WHAT IS REQUIRED
All lines from the one containing "Decode this image" through the final line of the records below should be reproduced exactly, with the pictures left out.

INPUT FOR THIS TASK
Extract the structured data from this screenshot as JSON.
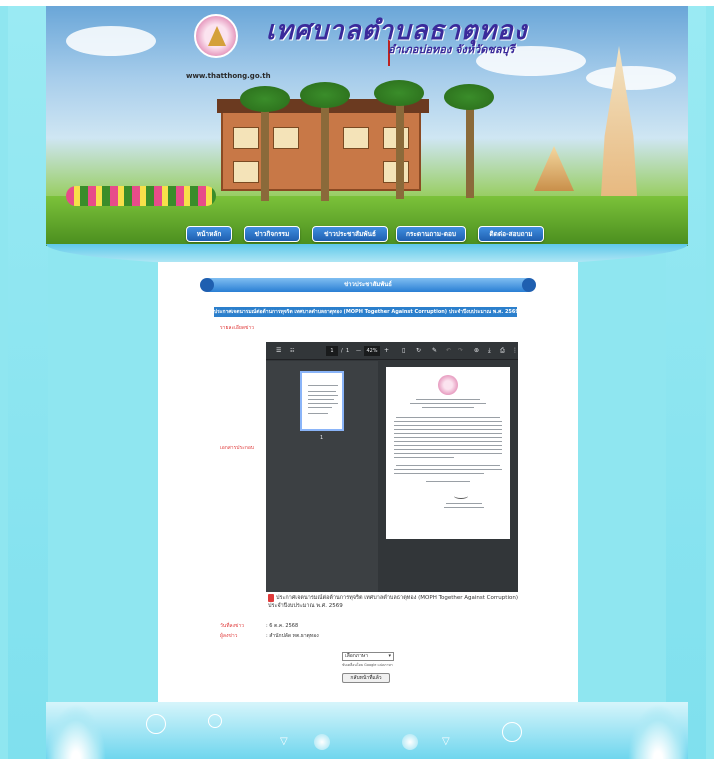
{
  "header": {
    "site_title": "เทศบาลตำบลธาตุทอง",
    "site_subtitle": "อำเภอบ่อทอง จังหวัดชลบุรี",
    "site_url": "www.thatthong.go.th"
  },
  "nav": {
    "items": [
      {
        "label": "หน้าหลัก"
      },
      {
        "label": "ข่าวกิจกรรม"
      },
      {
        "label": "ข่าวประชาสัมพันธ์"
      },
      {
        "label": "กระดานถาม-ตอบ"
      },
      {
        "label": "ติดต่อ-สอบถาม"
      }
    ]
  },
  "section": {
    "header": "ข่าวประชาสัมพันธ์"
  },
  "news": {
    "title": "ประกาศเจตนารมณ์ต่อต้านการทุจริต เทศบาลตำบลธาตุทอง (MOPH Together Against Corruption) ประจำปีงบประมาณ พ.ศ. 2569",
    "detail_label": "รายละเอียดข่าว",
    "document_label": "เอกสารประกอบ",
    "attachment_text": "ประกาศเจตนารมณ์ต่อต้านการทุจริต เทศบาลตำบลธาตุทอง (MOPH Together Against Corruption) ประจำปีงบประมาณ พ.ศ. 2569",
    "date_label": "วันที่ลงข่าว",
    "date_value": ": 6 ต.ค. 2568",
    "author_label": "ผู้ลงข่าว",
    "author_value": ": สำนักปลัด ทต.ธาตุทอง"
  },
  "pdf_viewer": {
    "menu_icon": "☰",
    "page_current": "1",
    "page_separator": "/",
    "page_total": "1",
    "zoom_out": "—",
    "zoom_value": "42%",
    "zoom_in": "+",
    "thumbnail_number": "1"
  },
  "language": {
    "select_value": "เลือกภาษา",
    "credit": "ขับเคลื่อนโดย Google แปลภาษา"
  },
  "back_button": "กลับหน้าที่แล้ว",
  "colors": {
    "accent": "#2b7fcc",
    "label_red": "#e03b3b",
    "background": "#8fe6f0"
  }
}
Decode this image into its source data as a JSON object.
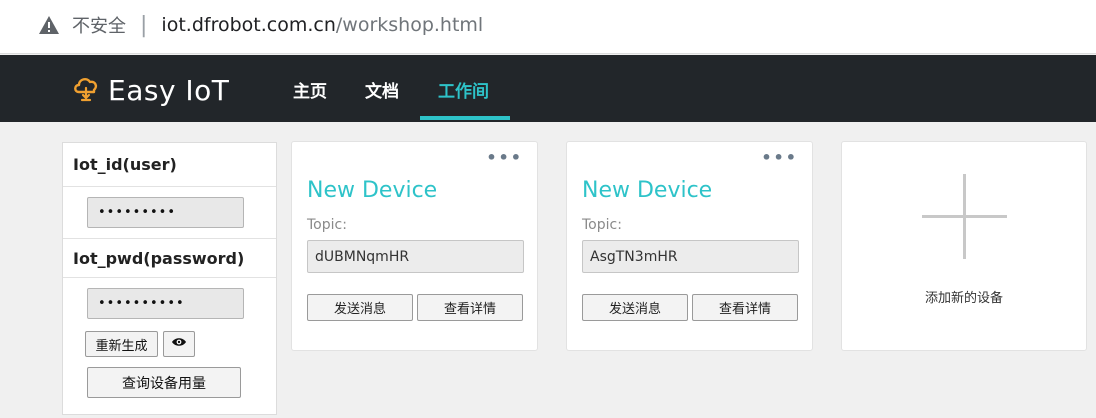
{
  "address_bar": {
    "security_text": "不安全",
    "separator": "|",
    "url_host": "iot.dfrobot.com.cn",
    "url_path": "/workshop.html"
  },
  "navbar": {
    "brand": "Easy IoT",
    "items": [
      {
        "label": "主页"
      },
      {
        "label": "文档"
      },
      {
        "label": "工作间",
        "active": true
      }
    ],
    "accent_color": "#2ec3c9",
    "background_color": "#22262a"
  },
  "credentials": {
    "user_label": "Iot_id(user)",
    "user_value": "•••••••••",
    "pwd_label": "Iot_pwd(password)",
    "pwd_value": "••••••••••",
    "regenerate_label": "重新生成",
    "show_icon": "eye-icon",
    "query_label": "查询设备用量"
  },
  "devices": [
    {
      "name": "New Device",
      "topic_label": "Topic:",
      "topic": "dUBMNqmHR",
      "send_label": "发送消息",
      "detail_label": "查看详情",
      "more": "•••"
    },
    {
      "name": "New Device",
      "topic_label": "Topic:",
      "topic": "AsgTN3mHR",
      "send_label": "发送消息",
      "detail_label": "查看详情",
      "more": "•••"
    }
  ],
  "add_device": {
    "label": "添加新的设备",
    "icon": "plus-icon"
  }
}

EXERCISE RESPONSE
Decode this image into its source data as a JSON object.
{
  "address_bar": {
    "security_text": "不安全",
    "separator": "|",
    "url_host": "iot.dfrobot.com.cn",
    "url_path": "/workshop.html"
  },
  "navbar": {
    "brand": "Easy IoT",
    "items": [
      {
        "label": "主页"
      },
      {
        "label": "文档"
      },
      {
        "label": "工作间",
        "active": true
      }
    ],
    "accent_color": "#2ec3c9",
    "background_color": "#22262a"
  },
  "credentials": {
    "user_label": "Iot_id(user)",
    "user_value": "•••••••••",
    "pwd_label": "Iot_pwd(password)",
    "pwd_value": "••••••••••",
    "regenerate_label": "重新生成",
    "show_icon": "eye-icon",
    "query_label": "查询设备用量"
  },
  "devices": [
    {
      "name": "New Device",
      "topic_label": "Topic:",
      "topic": "dUBMNqmHR",
      "send_label": "发送消息",
      "detail_label": "查看详情",
      "more": "•••"
    },
    {
      "name": "New Device",
      "topic_label": "Topic:",
      "topic": "AsgTN3mHR",
      "send_label": "发送消息",
      "detail_label": "查看详情",
      "more": "•••"
    }
  ],
  "add_device": {
    "label": "添加新的设备",
    "icon": "plus-icon"
  }
}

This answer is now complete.